» **Data entries for graphics**:
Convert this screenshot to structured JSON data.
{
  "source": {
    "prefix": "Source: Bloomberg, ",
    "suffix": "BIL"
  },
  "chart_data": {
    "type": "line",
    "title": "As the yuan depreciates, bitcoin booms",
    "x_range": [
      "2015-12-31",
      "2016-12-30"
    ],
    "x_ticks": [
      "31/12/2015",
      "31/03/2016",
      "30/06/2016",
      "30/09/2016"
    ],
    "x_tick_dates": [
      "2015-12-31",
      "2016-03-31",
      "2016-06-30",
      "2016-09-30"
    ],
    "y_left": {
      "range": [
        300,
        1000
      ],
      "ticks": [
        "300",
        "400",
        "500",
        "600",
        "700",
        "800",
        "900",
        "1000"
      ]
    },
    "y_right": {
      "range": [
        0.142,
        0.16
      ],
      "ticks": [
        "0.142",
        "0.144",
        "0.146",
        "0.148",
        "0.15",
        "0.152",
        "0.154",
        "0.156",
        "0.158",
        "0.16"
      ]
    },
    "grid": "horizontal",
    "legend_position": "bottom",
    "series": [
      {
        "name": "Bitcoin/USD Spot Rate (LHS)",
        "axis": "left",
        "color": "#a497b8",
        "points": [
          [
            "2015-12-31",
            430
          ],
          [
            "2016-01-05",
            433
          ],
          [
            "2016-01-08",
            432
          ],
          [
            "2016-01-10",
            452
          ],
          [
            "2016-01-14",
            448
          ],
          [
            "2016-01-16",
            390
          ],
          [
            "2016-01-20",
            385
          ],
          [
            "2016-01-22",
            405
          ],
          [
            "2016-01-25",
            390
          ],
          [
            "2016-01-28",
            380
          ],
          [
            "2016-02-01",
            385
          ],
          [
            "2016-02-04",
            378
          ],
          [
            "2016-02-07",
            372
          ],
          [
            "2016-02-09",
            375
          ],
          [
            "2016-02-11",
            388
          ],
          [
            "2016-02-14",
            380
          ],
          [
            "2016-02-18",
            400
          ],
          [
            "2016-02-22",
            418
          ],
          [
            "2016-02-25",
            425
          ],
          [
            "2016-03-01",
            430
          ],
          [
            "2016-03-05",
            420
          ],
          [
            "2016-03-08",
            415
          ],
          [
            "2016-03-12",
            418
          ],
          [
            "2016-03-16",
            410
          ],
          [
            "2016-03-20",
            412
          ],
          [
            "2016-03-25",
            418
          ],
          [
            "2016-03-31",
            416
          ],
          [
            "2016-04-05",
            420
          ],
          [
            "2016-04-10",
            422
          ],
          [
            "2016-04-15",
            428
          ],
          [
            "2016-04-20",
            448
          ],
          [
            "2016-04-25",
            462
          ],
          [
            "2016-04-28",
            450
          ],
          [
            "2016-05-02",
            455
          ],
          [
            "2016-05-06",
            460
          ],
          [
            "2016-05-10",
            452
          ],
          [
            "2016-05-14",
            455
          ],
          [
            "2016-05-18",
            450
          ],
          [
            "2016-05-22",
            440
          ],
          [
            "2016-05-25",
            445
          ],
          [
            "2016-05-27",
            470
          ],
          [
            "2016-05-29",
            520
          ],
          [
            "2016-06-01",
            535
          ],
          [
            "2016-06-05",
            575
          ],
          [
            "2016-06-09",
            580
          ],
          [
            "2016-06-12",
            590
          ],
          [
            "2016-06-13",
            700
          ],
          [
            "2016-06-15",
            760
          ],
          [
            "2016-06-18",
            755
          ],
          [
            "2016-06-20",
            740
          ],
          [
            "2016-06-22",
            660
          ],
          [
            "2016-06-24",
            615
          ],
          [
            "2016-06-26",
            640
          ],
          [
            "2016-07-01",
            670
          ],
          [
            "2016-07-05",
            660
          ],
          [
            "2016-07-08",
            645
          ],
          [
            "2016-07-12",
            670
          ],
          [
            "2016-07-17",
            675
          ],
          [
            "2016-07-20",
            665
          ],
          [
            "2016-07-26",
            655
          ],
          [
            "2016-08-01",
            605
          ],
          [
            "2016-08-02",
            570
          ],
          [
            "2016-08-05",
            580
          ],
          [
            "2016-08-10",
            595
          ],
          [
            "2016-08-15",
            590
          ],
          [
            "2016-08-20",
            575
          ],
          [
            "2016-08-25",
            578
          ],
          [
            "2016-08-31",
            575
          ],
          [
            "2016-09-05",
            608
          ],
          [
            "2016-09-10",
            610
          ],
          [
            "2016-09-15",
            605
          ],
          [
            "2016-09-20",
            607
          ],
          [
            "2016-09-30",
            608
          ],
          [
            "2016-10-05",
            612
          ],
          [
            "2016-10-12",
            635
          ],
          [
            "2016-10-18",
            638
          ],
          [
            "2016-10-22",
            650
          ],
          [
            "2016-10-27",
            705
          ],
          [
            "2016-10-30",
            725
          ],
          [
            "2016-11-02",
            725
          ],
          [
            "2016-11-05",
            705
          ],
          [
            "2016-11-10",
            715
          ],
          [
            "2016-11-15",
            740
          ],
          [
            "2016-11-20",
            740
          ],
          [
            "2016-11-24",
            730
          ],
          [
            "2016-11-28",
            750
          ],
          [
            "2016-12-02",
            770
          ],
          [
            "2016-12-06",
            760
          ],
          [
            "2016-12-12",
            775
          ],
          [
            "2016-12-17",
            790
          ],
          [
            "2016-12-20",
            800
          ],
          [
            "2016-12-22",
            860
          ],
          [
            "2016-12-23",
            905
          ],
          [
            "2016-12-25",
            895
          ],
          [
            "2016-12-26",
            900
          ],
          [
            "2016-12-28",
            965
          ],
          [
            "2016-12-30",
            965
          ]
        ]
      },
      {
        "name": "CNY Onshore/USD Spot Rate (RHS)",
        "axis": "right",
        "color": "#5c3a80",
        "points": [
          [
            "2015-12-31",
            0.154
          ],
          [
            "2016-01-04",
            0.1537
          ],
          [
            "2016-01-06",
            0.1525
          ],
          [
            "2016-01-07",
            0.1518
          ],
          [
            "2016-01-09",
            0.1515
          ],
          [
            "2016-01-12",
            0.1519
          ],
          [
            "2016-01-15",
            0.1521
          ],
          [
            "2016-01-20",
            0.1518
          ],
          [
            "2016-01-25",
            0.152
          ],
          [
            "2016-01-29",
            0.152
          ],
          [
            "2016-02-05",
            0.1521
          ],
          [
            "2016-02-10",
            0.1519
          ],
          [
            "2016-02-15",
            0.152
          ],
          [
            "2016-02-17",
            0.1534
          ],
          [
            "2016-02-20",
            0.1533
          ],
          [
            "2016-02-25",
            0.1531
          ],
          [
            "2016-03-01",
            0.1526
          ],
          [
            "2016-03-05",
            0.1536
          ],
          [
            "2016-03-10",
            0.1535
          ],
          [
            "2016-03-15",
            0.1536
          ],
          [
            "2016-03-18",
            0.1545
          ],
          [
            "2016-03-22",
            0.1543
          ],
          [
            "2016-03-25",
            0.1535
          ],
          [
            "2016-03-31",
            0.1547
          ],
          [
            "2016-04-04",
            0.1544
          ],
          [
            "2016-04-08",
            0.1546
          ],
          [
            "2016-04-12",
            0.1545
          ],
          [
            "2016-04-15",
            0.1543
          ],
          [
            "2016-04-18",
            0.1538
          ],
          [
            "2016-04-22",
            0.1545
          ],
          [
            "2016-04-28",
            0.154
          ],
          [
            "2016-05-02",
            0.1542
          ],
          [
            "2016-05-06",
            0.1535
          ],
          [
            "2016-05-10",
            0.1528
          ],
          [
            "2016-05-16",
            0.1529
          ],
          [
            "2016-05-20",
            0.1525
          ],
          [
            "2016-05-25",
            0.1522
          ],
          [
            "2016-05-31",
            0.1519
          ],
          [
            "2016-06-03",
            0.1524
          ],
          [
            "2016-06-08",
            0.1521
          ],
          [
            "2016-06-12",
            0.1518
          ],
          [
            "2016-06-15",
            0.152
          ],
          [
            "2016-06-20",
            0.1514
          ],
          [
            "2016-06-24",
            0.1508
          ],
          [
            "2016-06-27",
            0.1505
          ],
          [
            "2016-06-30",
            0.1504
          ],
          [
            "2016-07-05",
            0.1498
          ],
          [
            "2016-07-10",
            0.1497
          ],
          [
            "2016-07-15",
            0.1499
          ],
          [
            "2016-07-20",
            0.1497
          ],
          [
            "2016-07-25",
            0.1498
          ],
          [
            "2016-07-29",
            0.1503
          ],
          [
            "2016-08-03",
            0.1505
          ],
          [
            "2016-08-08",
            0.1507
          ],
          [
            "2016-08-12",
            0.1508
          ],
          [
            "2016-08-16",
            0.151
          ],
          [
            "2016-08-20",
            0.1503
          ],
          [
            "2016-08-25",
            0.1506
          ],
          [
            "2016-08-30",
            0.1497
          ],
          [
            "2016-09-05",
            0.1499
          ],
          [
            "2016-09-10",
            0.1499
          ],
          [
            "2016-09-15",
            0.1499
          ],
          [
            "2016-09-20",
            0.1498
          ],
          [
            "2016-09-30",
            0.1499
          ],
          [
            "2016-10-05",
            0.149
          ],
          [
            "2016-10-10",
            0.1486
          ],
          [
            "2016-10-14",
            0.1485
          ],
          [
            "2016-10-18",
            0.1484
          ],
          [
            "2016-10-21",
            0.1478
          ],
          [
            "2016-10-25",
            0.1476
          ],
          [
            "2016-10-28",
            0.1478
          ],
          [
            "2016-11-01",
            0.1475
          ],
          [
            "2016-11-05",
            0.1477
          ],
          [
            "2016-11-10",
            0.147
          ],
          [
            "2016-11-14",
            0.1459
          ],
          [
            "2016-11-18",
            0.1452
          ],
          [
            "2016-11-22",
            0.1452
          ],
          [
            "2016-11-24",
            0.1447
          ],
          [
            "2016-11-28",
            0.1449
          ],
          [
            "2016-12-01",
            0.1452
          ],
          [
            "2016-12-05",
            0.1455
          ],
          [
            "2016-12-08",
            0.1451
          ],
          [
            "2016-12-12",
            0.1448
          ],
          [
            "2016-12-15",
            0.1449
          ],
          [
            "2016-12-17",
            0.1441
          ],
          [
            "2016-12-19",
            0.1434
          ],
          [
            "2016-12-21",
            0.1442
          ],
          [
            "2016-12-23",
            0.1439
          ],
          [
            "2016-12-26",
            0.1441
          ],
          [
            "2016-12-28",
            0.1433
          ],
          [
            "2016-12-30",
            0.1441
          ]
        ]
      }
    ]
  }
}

» **Exercise task**:
Return each line of the data that contains the string "Rate".

» **Worked solution**:
        "name": "Bitcoin/USD Spot Rate (LHS)",
        "name": "CNY Onshore/USD Spot Rate (RHS)",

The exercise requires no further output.